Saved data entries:
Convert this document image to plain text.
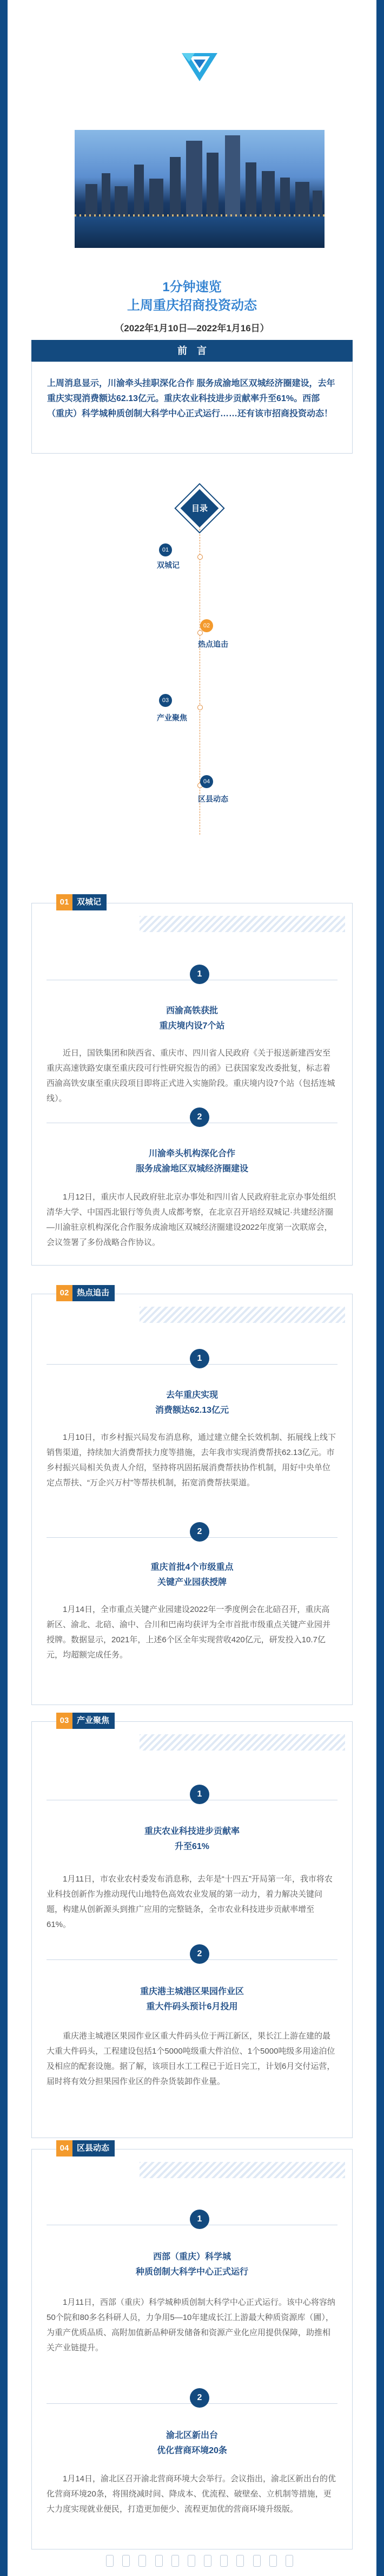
1分钟速览
上周重庆招商投资动态
（2022年1月10日—2022年1月16日）
前　言
上周消息显示，川渝牵头挂职深化合作 服务成渝地区双城经济圈建设，去年重庆实现消费额达62.13亿元。重庆农业科技进步贡献率升至61%。西部（重庆）科学城种质创制大科学中心正式运行……还有该市招商投资动态！
目录
01
双城记
02
热点追击
03
产业聚焦
04
区县动态
01 双城记
1
西渝高铁获批
重庆境内设7个站
近日，国铁集团和陕西省、重庆市、四川省人民政府《关于报送新建西安至重庆高速铁路安康至重庆段可行性研究报告的函》已获国家发改委批复，标志着西渝高铁安康至重庆段项目即将正式进入实施阶段。重庆境内设7个站（包括连城线）。
2
川渝牵头机构深化合作
服务成渝地区双城经济圈建设
1月12日，重庆市人民政府驻北京办事处和四川省人民政府驻北京办事处组织清华大学、中国西北银行等负责人成都考察，在北京召开培经双城记·共建经济圈—川渝驻京机构深化合作服务成渝地区双城经济圈建设2022年度第一次联席会，会议签署了多份战略合作协议。
02 热点追击
1
去年重庆实现
消费额达62.13亿元
1月10日，市乡村振兴局发布消息称，通过建立健全长效机制、拓展线上线下销售渠道，持续加大消费帮扶力度等措施，去年我市实现消费帮扶62.13亿元。市乡村振兴局相关负责人介绍，坚持将巩固拓展消费帮扶协作机制，用好中央单位定点帮扶、“万企兴万村”等帮扶机制，拓宽消费帮扶渠道。
2
重庆首批4个市级重点
关键产业园获授牌
1月14日，全市重点关键产业园建设2022年一季度例会在北碚召开，重庆高新区、渝北、北碚、渝中、合川和巴南均获评为全市首批市级重点关键产业园并授牌。数据显示，2021年，上述6个区全年实现营收420亿元，研发投入10.7亿元，均超额完成任务。
03 产业聚焦
1
重庆农业科技进步贡献率
升至61%
1月11日，市农业农村委发布消息称，去年是“十四五”开局第一年，我市将农业科技创新作为推动现代山地特色高效农业发展的第一动力，着力解决关键问题，构建从创新源头到推广应用的完整链条，全市农业科技进步贡献率增至61%。
2
重庆港主城港区果园作业区
重大件码头预计6月投用
重庆港主城港区果园作业区重大件码头位于两江新区，果长江上游在建的最大重大件码头，工程建设包括1个5000吨级重大件泊位、1个5000吨级多用途泊位及相应的配套设施。据了解，该项目水工工程已于近日完工，计划6月交付运营，届时将有效分担果园作业区的件杂货装卸作业量。
04 区县动态
1
西部（重庆）科学城
种质创制大科学中心正式运行
1月11日，西部（重庆）科学城种质创制大科学中心正式运行。该中心将容纳50个院和80多名科研人员，力争用5—10年建成长江上游最大种质资源库（圃），为重产优质品质、高附加值新品种研发储备和资源产业化应用提供保障，助推相关产业链提升。
2
渝北区新出台
优化营商环境20条
1月14日，渝北区召开渝北营商环境大会举行。会议指出，渝北区新出台的优化营商环境20条，将围绕减时间、降成本、优流程、破壁垒、立机制等措施，更大力度实现就业便民，打造更加便少、流程更加优的营商环境升级版。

GOAL
Can you repeat every record above exactly, apart from the pictures?

SOLUTION FOR THIS EXERCISE
Convert this document image to plain text.
1分钟速览
上周重庆招商投资动态
（2022年1月10日—2022年1月16日）
前　言
上周消息显示，川渝牵头挂职深化合作 服务成渝地区双城经济圈建设，去年重庆实现消费额达62.13亿元。重庆农业科技进步贡献率升至61%。西部（重庆）科学城种质创制大科学中心正式运行……还有该市招商投资动态！
目录
01
双城记
02
热点追击
03
产业聚焦
04
区县动态
01 双城记
1
西渝高铁获批
重庆境内设7个站
近日，国铁集团和陕西省、重庆市、四川省人民政府《关于报送新建西安至重庆高速铁路安康至重庆段可行性研究报告的函》已获国家发改委批复，标志着西渝高铁安康至重庆段项目即将正式进入实施阶段。重庆境内设7个站（包括连城线）。
2
川渝牵头机构深化合作
服务成渝地区双城经济圈建设
1月12日，重庆市人民政府驻北京办事处和四川省人民政府驻北京办事处组织清华大学、中国西北银行等负责人成都考察，在北京召开培经双城记·共建经济圈—川渝驻京机构深化合作服务成渝地区双城经济圈建设2022年度第一次联席会，会议签署了多份战略合作协议。
02 热点追击
1
去年重庆实现
消费额达62.13亿元
1月10日，市乡村振兴局发布消息称，通过建立健全长效机制、拓展线上线下销售渠道，持续加大消费帮扶力度等措施，去年我市实现消费帮扶62.13亿元。市乡村振兴局相关负责人介绍，坚持将巩固拓展消费帮扶协作机制，用好中央单位定点帮扶、“万企兴万村”等帮扶机制，拓宽消费帮扶渠道。
2
重庆首批4个市级重点
关键产业园获授牌
1月14日，全市重点关键产业园建设2022年一季度例会在北碚召开，重庆高新区、渝北、北碚、渝中、合川和巴南均获评为全市首批市级重点关键产业园并授牌。数据显示，2021年，上述6个区全年实现营收420亿元，研发投入10.7亿元，均超额完成任务。
03 产业聚焦
1
重庆农业科技进步贡献率
升至61%
1月11日，市农业农村委发布消息称，去年是“十四五”开局第一年，我市将农业科技创新作为推动现代山地特色高效农业发展的第一动力，着力解决关键问题，构建从创新源头到推广应用的完整链条，全市农业科技进步贡献率增至61%。
2
重庆港主城港区果园作业区
重大件码头预计6月投用
重庆港主城港区果园作业区重大件码头位于两江新区，果长江上游在建的最大重大件码头，工程建设包括1个5000吨级重大件泊位、1个5000吨级多用途泊位及相应的配套设施。据了解，该项目水工工程已于近日完工，计划6月交付运营，届时将有效分担果园作业区的件杂货装卸作业量。
04 区县动态
1
西部（重庆）科学城
种质创制大科学中心正式运行
1月11日，西部（重庆）科学城种质创制大科学中心正式运行。该中心将容纳50个院和80多名科研人员，力争用5—10年建成长江上游最大种质资源库（圃），为重产优质品质、高附加值新品种研发储备和资源产业化应用提供保障，助推相关产业链提升。
2
渝北区新出台
优化营商环境20条
1月14日，渝北区召开渝北营商环境大会举行。会议指出，渝北区新出台的优化营商环境20条，将围绕减时间、降成本、优流程、破壁垒、立机制等措施，更大力度实现就业便民，打造更加便少、流程更加优的营商环境升级版。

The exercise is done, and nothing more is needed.